Can you restate the records below word for word?

......

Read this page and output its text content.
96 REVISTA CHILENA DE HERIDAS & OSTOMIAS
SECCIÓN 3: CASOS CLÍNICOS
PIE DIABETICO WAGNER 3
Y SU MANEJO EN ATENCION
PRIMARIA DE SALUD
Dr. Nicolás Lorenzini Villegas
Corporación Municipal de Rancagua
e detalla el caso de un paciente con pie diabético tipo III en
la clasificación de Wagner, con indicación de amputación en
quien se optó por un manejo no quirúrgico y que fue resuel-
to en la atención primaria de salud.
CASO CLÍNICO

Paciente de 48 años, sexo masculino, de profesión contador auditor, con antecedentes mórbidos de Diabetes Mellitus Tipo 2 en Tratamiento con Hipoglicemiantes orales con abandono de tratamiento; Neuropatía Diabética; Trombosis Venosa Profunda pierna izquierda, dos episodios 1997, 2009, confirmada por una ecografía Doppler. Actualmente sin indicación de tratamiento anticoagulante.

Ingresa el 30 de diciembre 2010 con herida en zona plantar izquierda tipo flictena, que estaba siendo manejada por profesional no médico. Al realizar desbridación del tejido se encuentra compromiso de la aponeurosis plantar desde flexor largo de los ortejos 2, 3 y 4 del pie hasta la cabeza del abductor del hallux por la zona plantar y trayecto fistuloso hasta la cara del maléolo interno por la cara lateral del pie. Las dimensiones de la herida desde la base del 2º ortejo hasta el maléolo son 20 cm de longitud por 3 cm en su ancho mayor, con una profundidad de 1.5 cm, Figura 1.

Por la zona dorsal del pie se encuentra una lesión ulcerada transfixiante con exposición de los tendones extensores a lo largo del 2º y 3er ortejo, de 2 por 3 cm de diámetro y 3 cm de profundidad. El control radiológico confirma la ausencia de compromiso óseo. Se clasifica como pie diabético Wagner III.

......

- _Output for this exercise_
Read this page and output its text content.
96 REVISTA CHILENA DE HERIDAS & OSTOMIAS
SECCIÓN 3: CASOS CLÍNICOS
PIE DIABETICO WAGNER 3
Y SU MANEJO EN ATENCION
PRIMARIA DE SALUD
Dr. Nicolás Lorenzini Villegas
Corporación Municipal de Rancagua
e detalla el caso de un paciente con pie diabético tipo III en
la clasificación de Wagner, con indicación de amputación en
quien se optó por un manejo no quirúrgico y que fue resuel-
to en la atención primaria de salud.
CASO CLÍNICO

Paciente de 48 años, sexo masculino, de profesión contador auditor, con antecedentes mórbidos de Diabetes Mellitus Tipo 2 en Tratamiento con Hipoglicemiantes orales con abandono de tratamiento; Neuropatía Diabética; Trombosis Venosa Profunda pierna izquierda, dos episodios 1997, 2009, confirmada por una ecografía Doppler. Actualmente sin indicación de tratamiento anticoagulante.

Ingresa el 30 de diciembre 2010 con herida en zona plantar izquierda tipo flictena, que estaba siendo manejada por profesional no médico. Al realizar desbridación del tejido se encuentra compromiso de la aponeurosis plantar desde flexor largo de los ortejos 2, 3 y 4 del pie hasta la cabeza del abductor del hallux por la zona plantar y trayecto fistuloso hasta la cara del maléolo interno por la cara lateral del pie. Las dimensiones de la herida desde la base del 2º ortejo hasta el maléolo son 20 cm de longitud por 3 cm en su ancho mayor, con una profundidad de 1.5 cm, Figura 1.

Por la zona dorsal del pie se encuentra una lesión ulcerada transfixiante con exposición de los tendones extensores a lo largo del 2º y 3er ortejo, de 2 por 3 cm de diámetro y 3 cm de profundidad. El control radiológico confirma la ausencia de compromiso óseo. Se clasifica como pie diabético Wagner III.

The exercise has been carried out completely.